Aim:
Find the string "this" and gather every line that holds it.

Raw records:
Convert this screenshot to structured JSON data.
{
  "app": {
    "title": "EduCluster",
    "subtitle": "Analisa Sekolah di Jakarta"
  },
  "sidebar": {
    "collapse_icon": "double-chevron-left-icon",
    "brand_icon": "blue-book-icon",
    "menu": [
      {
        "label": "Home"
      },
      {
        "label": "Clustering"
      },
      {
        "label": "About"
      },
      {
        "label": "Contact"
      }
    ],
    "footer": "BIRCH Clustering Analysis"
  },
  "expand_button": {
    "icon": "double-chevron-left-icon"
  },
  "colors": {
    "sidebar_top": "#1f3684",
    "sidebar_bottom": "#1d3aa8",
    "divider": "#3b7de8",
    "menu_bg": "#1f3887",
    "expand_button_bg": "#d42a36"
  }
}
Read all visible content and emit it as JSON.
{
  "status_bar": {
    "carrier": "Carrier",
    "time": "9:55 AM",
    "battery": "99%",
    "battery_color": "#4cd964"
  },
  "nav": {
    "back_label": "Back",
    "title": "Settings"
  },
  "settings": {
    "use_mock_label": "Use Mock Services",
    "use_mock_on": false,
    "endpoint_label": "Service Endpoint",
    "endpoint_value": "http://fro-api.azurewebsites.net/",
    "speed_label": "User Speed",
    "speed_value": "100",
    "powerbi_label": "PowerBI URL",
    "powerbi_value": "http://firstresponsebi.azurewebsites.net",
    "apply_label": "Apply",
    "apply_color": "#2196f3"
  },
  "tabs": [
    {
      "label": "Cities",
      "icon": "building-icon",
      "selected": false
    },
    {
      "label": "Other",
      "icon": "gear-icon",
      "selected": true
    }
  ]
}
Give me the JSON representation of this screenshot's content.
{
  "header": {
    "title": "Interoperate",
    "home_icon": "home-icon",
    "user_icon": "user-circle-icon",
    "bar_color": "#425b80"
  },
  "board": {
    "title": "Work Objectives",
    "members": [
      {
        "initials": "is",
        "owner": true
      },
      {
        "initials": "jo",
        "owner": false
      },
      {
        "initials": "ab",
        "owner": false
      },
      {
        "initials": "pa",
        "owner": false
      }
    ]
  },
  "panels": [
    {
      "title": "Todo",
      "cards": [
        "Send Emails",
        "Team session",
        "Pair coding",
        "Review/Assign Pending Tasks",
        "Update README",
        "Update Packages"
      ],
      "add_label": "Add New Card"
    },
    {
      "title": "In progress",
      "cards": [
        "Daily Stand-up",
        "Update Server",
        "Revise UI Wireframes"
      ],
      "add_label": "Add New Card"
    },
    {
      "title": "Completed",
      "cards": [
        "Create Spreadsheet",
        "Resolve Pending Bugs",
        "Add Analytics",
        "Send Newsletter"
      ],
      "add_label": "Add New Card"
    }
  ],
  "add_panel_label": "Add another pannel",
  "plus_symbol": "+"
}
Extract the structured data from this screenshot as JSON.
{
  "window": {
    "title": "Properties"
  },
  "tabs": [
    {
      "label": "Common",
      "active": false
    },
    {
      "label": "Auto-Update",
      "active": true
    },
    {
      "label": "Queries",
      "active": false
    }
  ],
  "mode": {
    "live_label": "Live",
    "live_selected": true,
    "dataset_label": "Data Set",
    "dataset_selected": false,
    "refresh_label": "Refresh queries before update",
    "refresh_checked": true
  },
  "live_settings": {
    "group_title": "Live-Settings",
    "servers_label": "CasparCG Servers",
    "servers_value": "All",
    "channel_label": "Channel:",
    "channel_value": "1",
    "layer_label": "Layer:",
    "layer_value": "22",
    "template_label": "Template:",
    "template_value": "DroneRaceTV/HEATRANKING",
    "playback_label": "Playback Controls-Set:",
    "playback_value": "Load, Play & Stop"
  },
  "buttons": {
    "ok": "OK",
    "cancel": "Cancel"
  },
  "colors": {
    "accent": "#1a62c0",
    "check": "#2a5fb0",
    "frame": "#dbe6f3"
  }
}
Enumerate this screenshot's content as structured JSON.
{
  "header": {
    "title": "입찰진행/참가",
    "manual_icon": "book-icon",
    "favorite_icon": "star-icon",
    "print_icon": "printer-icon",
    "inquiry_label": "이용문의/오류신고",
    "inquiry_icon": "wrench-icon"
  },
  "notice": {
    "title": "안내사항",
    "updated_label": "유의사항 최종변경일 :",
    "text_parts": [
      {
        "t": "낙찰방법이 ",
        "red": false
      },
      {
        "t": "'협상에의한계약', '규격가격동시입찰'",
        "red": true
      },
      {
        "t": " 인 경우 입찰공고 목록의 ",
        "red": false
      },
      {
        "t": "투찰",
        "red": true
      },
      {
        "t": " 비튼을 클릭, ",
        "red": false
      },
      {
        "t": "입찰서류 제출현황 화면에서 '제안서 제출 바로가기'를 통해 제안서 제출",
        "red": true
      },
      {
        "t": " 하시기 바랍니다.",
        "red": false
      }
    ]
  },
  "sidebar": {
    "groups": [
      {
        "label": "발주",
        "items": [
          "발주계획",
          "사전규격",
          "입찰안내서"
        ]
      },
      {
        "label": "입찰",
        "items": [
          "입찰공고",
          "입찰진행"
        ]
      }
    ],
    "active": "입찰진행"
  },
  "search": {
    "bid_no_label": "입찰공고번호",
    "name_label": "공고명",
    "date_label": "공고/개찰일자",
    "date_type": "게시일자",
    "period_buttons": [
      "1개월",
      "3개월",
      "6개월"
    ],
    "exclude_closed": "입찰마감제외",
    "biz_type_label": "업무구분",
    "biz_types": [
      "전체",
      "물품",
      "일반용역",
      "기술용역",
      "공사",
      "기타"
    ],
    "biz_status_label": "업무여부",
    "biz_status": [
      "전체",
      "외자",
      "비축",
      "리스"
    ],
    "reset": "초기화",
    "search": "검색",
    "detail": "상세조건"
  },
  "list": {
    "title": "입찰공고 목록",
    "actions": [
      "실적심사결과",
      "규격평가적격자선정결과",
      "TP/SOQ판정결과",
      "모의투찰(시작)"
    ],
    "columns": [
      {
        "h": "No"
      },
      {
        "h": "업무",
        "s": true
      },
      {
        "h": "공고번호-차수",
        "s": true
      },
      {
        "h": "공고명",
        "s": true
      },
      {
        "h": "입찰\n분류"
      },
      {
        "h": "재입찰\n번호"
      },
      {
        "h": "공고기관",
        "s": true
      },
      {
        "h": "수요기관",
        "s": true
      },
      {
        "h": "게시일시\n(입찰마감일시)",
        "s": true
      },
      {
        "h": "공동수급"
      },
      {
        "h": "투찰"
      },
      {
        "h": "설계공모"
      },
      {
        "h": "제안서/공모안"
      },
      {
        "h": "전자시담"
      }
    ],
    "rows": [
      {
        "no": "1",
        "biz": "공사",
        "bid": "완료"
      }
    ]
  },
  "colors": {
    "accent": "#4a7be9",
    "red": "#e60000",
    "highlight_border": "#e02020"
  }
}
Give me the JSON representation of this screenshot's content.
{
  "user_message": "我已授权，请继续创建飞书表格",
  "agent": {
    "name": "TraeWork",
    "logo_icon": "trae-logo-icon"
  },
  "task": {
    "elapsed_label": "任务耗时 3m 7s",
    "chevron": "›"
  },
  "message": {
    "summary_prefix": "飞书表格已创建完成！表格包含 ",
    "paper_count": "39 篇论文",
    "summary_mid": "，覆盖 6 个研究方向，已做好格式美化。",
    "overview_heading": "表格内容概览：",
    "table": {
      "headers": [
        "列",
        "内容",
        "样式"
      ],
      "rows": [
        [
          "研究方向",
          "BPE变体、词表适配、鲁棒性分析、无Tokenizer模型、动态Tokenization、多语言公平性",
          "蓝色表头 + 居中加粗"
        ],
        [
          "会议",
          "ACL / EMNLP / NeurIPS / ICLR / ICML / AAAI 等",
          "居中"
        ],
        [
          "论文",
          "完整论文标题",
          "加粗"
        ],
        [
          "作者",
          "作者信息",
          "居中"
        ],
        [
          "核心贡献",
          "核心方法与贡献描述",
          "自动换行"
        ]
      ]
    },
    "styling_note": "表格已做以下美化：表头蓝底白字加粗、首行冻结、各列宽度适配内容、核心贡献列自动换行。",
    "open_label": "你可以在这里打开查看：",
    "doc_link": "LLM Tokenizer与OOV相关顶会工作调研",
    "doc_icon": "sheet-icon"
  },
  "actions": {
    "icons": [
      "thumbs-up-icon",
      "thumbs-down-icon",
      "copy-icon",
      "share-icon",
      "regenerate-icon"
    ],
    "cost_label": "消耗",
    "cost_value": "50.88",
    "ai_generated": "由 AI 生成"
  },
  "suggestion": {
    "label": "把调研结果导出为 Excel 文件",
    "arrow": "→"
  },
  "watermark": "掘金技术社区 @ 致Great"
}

Exercise solution:
Convert this screenshot to structured JSON data.
Give me the JSON representation of this screenshot's content.
Extract the structured data from this screenshot as JSON.
Enumerate this screenshot's content as structured JSON.
Give me the JSON representation of this screenshot's content.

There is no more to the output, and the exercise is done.